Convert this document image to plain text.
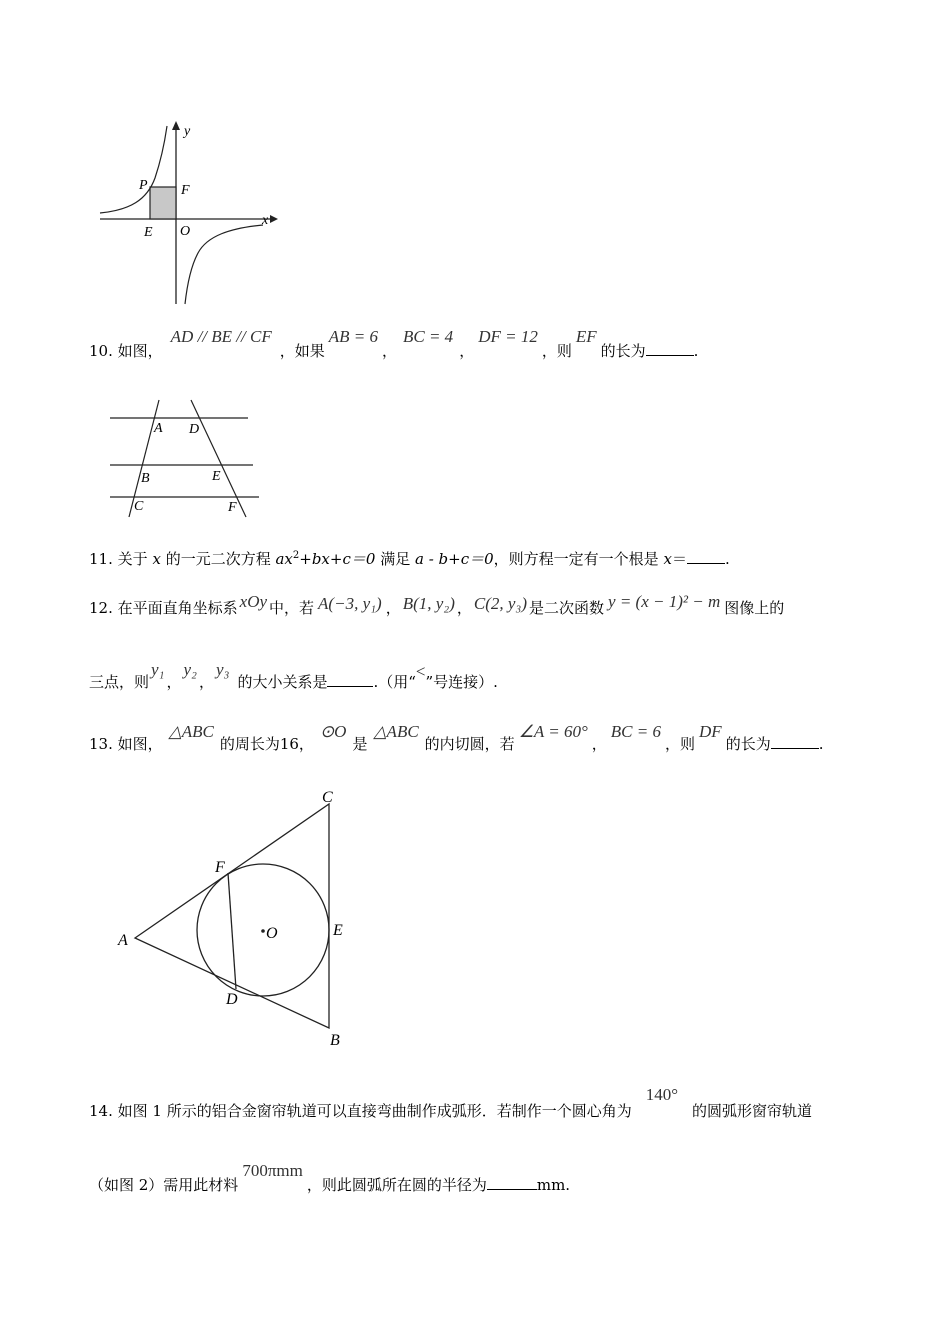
y
x
P F
E O
10. 如图，AD // BE // CF，如果AB = 6，BC = 4，DF = 12，则EF的长为	.
A D
B	E
C	F
11. 关于 x 的一元二次方程 $ax^2+bx+c=0$ 满足 a - b+c＝0，则方程一定有一个根是 x＝	.
12. 在平面直角坐标系 xOy 中，若 A(−3, y₁) ， B(1, y₂) ， C(2, y₃) 是二次函数 y = (x − 1)² − m 图像上的
三点，则y₁，y₂，y₃的大小关系是	.（用“<”号连接）.
13. 如图，△ABC的周长为16，⊙O是△ABC的内切圆，若∠A = 60°，BC = 6，则DF的长为	.
A
C
B
F
D
E
O
14. 如图 1 所示的铝合金窗帘轨道可以直接弯曲制作成弧形．若制作一个圆心角为140°的圆弧形窗帘轨道
（如图 2）需用此材料700πmm，则此圆弧所在圆的半径为	mm.
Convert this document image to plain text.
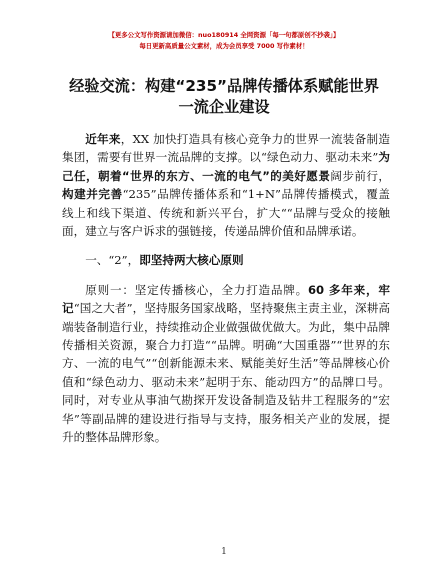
【更多公文写作资源请加微信：nuo180914 全网资源「每一句都原创不抄袭」】
每日更新高质量公文素材，成为会员享受 7000 写作素材！
经验交流：构建“235”品牌传播体系赋能世界
一流企业建设

近年来，XX 加快打造具有核心竞争力的世界一流装备制造集团，需要有世界一流品牌的支撑。以“绿色动力、驱动未来”为己任，朝着“世界的东方、一流的电气”的美好愿景阔步前行，构建并完善“235”品牌传播体系和“1+N”品牌传播模式，覆盖线上和线下渠道、传统和新兴平台，扩大““品牌与受众的接触面，建立与客户诉求的强链接，传递品牌价值和品牌承诺。

一、“2”，即坚持两大核心原则

原则一：坚定传播核心，全力打造品牌。60 多年来，牢记“国之大者”，坚持服务国家战略，坚持聚焦主责主业，深耕高端装备制造行业，持续推动企业做强做优做大。为此，集中品牌传播相关资源，聚合力打造““品牌。明确“大国重器”“世界的东方、一流的电气”“创新能源未来、赋能美好生活”等品牌核心价值和“绿色动力、驱动未来”起明于东、能动四方”的品牌口号。同时，对专业从事油气勘探开发设备制造及钻井工程服务的“宏华”等副品牌的建设进行指导与支持，服务相关产业的发展，提升的整体品牌形象。

1
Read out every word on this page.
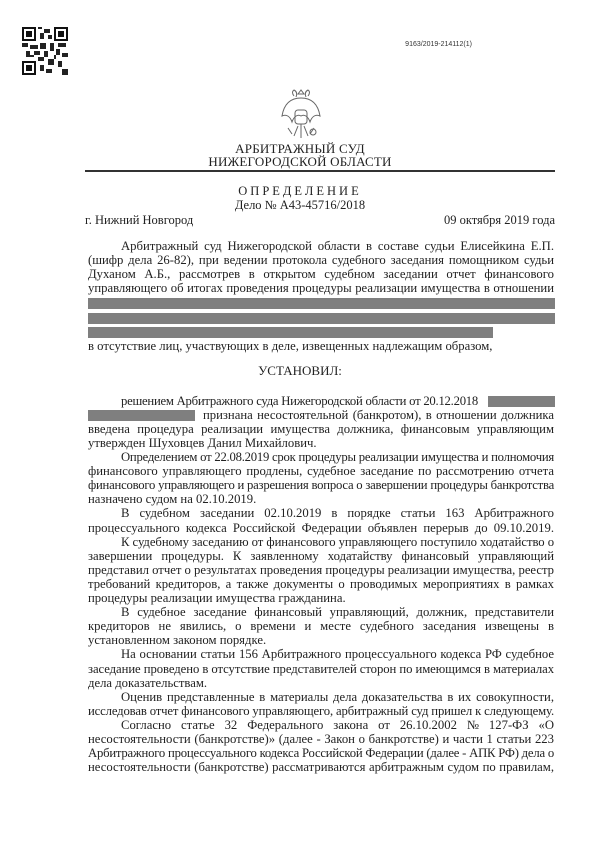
9163/2019-214112(1)
АРБИТРАЖНЫЙ СУД
НИЖЕГОРОДСКОЙ ОБЛАСТИ
ОПРЕДЕЛЕНИЕ
Дело № А43-45716/2018
г. Нижний Новгород	09 октября 2019 года
Арбитражный суд Нижегородской области в составе судьи Елисейкина Е.П.
(шифр дела 26-82), при ведении протокола судебного заседания помощником судьи
Духаном А.Б., рассмотрев в открытом судебном заседании отчет финансового
управляющего об итогах проведения процедуры реализации имущества в отношении
в отсутствие лиц, участвующих в деле, извещенных надлежащим образом,
УСТАНОВИЛ:
решением Арбитражного суда Нижегородской области от 20.12.2018
признана несостоятельной (банкротом), в отношении должника
введена процедура реализации имущества должника, финансовым управляющим
утвержден Шуховцев Данил Михайлович.
Определением от 22.08.2019 срок процедуры реализации имущества и полномочия
финансового управляющего продлены, судебное заседание по рассмотрению отчета
финансового управляющего и разрешения вопроса о завершении процедуры банкротства
назначено судом на 02.10.2019.
В судебном заседании 02.10.2019 в порядке статьи 163 Арбитражного
процессуального кодекса Российской Федерации объявлен перерыв до 09.10.2019.
К судебному заседанию от финансового управляющего поступило ходатайство о
завершении процедуры. К заявленному ходатайству финансовый управляющий
представил отчет о результатах проведения процедуры реализации имущества, реестр
требований кредиторов, а также документы о проводимых мероприятиях в рамках
процедуры реализации имущества гражданина.
В судебное заседание финансовый управляющий, должник, представители
кредиторов не явились, о времени и месте судебного заседания извещены в
установленном законом порядке.
На основании статьи 156 Арбитражного процессуального кодекса РФ судебное
заседание проведено в отсутствие представителей сторон по имеющимся в материалах
дела доказательствам.
Оценив представленные в материалы дела доказательства в их совокупности,
исследовав отчет финансового управляющего, арбитражный суд пришел к следующему.
Согласно статье 32 Федерального закона от 26.10.2002 № 127-ФЗ «О
несостоятельности (банкротстве)» (далее - Закон о банкротстве) и части 1 статьи 223
Арбитражного процессуального кодекса Российской Федерации (далее - АПК РФ) дела о
несостоятельности (банкротстве) рассматриваются арбитражным судом по правилам,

Written task:
Copy out each line of the records that holds the string "реализации".

Solution to this exercise:
управляющего об итогах проведения процедуры реализации имущества в отношении
введена процедура реализации имущества должника, финансовым управляющим
Определением от 22.08.2019 срок процедуры реализации имущества и полномочия
представил отчет о результатах проведения процедуры реализации имущества, реестр
процедуры реализации имущества гражданина.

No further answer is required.